- _Requirements_: How many lines hold the string "image"? Give only the number.

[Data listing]
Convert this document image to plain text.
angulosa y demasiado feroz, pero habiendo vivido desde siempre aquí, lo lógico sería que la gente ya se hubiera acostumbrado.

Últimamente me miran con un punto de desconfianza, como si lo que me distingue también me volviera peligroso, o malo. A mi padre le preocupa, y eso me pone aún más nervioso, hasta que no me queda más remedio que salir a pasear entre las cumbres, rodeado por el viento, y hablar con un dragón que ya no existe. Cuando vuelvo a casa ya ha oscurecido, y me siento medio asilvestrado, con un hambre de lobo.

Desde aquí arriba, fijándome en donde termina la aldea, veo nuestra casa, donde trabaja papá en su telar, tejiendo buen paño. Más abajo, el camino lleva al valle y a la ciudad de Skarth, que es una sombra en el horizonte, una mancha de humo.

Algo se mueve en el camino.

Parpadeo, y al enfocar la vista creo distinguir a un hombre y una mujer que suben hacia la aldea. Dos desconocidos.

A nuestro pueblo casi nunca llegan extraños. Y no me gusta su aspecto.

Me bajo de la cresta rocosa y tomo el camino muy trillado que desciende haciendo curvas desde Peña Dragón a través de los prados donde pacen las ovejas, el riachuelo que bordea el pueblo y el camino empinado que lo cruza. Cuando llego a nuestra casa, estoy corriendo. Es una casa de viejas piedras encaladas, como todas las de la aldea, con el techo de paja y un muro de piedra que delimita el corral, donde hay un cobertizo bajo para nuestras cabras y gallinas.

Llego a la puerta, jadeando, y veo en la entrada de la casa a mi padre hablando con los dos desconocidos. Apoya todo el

* * *

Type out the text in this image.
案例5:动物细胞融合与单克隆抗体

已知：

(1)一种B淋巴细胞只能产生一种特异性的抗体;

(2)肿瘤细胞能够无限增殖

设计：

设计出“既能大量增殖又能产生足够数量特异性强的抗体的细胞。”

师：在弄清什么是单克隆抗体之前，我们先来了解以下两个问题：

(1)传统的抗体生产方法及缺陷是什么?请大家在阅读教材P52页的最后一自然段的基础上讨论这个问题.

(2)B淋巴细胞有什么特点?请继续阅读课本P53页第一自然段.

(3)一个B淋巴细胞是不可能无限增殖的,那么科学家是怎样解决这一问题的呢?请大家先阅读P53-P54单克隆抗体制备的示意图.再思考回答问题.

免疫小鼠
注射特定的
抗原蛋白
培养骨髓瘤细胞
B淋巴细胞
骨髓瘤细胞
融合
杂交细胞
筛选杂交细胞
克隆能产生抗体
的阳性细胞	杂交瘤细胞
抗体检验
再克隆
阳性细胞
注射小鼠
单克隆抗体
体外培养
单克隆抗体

- _Task output_: 2